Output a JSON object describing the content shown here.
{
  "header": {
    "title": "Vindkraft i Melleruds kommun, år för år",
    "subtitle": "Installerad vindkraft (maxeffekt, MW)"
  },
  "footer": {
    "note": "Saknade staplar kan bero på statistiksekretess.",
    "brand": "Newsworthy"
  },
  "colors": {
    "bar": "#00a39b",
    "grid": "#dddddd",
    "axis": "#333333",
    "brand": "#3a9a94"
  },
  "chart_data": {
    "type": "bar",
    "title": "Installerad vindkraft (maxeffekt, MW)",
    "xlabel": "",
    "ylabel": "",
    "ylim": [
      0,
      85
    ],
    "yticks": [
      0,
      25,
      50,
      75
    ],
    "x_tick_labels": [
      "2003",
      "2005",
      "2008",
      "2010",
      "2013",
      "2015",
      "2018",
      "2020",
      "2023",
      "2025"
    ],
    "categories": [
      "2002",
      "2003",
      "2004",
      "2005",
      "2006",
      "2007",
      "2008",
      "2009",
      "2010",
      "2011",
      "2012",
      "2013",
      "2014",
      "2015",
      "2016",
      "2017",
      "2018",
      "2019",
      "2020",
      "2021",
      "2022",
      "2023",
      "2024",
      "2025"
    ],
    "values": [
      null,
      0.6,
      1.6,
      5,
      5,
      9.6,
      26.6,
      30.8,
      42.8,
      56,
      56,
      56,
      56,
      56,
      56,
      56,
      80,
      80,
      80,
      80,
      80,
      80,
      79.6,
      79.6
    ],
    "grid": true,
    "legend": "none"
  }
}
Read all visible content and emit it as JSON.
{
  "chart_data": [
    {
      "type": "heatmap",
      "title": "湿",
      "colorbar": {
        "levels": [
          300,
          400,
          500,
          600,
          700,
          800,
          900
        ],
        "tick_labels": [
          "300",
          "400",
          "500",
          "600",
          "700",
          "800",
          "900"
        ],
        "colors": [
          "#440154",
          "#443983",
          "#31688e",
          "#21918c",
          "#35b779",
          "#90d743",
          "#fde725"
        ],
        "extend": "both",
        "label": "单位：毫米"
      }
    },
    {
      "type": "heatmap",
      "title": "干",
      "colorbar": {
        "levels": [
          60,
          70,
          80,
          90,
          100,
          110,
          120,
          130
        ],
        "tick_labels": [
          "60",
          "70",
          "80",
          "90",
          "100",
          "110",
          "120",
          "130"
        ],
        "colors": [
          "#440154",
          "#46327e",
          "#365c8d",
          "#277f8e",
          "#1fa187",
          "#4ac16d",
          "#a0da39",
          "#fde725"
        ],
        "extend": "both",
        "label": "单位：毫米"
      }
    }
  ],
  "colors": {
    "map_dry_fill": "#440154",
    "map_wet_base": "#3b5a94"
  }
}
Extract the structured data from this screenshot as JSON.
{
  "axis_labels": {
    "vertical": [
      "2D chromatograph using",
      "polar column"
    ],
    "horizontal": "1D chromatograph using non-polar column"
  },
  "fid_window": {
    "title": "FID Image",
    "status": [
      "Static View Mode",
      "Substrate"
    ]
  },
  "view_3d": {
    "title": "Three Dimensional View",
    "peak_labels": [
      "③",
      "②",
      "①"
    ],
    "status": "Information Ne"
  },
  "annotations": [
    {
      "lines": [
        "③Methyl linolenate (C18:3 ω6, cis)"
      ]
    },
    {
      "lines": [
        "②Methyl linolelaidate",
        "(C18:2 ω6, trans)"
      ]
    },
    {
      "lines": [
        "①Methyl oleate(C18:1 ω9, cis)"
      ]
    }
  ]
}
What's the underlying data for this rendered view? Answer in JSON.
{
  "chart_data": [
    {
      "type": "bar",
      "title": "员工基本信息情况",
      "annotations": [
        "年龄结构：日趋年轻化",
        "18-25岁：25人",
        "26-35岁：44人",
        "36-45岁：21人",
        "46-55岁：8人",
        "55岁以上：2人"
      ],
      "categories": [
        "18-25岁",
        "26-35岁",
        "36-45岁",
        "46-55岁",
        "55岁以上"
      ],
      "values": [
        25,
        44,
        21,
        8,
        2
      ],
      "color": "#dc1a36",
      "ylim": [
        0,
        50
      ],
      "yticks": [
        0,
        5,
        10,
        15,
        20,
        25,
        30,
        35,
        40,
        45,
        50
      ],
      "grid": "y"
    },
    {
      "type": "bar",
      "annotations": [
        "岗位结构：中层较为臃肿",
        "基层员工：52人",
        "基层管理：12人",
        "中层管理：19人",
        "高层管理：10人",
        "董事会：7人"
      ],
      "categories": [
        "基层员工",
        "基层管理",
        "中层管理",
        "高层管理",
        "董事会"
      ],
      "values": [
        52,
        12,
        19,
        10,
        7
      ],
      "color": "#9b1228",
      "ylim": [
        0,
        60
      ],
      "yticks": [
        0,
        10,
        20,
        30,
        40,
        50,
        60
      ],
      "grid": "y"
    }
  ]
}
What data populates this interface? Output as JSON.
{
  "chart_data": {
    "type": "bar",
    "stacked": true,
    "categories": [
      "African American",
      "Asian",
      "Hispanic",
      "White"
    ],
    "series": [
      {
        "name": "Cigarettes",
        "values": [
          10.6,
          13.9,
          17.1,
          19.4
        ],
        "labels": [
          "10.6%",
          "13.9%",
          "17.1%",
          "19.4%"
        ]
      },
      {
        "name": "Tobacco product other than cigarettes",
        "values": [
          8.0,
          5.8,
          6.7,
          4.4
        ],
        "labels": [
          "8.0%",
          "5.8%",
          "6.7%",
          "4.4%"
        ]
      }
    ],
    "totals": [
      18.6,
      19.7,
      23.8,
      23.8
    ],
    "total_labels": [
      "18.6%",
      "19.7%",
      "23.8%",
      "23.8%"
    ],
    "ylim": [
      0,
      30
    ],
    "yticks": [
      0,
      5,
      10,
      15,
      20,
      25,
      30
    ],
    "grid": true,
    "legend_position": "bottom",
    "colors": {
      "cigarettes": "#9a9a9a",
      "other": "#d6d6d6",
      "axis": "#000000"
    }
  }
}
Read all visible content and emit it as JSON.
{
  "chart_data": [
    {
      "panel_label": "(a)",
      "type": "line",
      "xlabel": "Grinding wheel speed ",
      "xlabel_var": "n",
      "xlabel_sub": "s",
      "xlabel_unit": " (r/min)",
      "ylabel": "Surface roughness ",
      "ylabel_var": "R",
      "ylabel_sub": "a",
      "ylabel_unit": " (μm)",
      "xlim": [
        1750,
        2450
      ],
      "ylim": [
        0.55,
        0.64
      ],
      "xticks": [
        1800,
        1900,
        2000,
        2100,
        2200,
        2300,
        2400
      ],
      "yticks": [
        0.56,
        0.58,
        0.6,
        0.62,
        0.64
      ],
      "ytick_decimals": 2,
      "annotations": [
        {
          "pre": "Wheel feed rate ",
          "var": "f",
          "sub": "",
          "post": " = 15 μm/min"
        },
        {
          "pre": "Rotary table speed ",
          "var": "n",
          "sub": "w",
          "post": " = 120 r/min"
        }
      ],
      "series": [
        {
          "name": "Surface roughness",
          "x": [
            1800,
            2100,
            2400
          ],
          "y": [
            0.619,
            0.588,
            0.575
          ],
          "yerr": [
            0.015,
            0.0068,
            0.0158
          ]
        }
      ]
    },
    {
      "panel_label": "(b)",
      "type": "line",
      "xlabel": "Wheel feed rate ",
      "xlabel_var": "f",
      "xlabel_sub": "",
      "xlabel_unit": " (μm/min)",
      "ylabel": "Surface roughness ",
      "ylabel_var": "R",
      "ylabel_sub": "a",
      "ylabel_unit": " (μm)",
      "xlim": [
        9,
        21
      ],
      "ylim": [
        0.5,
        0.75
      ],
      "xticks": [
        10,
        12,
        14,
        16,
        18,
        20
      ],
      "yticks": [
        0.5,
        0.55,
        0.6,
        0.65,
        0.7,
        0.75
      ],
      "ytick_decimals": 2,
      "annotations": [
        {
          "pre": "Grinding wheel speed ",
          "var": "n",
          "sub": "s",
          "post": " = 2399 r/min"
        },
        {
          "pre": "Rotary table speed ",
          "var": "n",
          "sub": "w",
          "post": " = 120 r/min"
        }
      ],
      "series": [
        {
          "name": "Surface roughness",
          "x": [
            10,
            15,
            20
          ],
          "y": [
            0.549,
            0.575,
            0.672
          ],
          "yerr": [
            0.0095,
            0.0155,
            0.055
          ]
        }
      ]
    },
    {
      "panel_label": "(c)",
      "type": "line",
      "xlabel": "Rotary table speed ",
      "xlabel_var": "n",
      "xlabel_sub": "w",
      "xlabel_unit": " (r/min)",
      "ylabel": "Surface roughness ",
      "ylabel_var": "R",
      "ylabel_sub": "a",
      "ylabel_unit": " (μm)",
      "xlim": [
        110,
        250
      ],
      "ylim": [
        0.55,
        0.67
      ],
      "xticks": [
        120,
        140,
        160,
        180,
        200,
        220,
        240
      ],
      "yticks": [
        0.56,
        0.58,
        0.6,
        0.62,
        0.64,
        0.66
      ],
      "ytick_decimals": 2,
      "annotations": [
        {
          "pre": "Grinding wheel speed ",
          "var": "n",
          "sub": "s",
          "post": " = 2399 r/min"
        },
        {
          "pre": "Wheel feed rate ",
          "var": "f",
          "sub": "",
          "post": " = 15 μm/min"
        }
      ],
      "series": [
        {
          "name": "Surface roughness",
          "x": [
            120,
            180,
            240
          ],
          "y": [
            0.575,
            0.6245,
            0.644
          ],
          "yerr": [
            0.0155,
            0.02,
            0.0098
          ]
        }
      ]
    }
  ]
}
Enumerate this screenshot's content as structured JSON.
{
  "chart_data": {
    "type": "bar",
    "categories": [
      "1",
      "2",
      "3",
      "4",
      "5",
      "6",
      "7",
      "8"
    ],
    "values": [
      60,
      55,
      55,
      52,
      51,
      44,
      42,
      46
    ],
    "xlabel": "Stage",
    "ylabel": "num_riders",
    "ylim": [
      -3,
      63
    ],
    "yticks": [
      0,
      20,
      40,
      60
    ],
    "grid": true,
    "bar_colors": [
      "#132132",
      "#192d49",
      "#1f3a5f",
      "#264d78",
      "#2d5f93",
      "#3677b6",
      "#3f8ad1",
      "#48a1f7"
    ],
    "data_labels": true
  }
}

───

→ Work to do: Collect the lines that hold "structured".

→ Solution for this task:
Extract the structured data from this screenshot as JSON.
Enumerate this screenshot's content as structured JSON.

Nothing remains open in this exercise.